--- Written exercise ---
Gather each line in the entries that includes the string "全自动视频剪辑神器".

(Data entries)
# # #
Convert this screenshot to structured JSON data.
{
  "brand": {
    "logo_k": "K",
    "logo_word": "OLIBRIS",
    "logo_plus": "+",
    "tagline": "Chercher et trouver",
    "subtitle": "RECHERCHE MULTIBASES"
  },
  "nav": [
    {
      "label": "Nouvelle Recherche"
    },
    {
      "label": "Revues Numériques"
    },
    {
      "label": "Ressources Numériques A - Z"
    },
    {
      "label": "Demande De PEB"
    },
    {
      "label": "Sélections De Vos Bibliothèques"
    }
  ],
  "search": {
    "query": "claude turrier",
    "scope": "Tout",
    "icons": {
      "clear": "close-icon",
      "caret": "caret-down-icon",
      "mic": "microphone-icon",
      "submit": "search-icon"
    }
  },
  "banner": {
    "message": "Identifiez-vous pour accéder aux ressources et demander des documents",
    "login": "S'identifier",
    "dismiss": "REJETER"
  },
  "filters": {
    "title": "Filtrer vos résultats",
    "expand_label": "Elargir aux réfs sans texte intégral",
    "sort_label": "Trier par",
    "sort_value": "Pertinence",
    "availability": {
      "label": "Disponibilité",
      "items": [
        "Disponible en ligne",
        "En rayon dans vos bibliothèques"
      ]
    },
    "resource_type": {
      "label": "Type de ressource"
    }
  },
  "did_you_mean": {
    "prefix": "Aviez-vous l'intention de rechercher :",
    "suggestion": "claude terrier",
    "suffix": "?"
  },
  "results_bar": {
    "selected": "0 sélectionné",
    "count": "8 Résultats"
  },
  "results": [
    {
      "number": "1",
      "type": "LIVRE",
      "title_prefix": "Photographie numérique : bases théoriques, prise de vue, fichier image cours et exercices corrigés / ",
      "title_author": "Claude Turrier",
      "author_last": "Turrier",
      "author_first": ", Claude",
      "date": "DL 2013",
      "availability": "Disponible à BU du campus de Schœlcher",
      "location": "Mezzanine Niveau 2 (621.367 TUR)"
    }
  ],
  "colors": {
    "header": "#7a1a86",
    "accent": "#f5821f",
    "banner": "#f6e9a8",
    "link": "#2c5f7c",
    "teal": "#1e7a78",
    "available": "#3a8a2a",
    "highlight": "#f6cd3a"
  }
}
# # #
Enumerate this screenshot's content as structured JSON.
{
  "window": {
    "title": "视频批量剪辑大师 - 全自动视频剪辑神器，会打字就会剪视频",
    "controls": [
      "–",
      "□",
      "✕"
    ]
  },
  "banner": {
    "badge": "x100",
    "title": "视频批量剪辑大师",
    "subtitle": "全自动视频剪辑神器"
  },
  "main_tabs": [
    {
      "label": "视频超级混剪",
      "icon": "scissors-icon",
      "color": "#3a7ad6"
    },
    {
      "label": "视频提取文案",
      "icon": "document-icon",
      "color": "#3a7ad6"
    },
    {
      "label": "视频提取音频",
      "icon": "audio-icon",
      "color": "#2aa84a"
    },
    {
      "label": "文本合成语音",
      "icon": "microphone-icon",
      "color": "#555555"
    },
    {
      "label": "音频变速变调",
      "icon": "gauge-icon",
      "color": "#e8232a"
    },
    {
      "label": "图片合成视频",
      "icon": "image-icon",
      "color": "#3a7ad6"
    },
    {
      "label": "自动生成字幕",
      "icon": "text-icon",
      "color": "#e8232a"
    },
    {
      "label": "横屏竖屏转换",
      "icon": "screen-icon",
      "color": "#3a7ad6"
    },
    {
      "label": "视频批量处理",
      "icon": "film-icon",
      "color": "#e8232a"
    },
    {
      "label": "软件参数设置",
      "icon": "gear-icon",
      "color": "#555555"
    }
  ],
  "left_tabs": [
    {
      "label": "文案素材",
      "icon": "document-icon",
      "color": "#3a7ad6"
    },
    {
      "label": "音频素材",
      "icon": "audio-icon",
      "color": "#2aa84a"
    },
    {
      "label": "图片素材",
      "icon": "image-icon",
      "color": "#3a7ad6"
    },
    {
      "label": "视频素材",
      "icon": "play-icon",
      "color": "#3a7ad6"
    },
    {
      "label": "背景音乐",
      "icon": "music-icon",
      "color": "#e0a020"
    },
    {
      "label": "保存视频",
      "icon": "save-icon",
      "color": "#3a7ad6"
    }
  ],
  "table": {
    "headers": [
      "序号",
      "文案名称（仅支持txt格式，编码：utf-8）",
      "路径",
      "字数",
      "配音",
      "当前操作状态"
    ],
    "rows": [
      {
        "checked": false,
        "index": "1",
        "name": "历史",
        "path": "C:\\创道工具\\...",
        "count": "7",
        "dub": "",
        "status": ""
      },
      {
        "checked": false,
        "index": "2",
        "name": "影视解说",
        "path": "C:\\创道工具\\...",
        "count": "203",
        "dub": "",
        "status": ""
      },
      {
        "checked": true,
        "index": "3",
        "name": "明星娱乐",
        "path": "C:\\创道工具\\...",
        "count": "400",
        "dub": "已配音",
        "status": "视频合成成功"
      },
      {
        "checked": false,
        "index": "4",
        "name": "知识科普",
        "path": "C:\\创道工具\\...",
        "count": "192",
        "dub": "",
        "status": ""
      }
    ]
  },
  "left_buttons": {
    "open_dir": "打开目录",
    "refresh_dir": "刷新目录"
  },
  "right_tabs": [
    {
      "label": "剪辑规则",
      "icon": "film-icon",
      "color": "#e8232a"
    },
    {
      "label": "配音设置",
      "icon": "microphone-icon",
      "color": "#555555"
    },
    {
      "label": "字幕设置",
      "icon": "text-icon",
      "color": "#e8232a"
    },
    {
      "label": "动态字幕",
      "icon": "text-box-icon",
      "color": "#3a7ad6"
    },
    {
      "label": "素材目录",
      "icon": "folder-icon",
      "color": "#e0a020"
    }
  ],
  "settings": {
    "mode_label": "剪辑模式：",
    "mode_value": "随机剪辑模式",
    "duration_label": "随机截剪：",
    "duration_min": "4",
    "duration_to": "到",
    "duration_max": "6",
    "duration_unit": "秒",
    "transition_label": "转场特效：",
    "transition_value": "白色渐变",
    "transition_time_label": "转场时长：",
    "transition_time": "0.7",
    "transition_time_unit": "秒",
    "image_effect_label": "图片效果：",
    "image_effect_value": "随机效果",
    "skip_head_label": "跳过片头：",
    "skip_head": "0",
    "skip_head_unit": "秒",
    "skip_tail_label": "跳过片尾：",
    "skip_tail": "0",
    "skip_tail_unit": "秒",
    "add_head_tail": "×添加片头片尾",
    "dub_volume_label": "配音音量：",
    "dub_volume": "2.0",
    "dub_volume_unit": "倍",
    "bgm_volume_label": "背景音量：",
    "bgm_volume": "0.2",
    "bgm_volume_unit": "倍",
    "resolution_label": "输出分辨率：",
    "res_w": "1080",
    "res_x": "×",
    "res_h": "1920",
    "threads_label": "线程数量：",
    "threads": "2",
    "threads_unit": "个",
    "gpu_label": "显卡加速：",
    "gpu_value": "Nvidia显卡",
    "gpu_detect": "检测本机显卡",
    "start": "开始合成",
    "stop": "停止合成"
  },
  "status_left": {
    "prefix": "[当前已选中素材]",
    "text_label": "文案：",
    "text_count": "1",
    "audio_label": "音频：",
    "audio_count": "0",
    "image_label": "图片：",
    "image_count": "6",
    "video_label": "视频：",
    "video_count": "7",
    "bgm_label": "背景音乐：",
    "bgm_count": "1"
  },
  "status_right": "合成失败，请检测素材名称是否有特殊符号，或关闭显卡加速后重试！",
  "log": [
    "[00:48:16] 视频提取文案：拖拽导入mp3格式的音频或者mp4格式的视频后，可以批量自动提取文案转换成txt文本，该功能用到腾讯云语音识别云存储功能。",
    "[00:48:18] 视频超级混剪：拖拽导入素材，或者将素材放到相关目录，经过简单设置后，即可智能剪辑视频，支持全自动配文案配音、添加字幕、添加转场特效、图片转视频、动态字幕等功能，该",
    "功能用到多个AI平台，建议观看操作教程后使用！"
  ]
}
# # #
--- Response for this exercise ---
    "title": "视频批量剪辑大师 - 全自动视频剪辑神器，会打字就会剪视频",
    "subtitle": "全自动视频剪辑神器"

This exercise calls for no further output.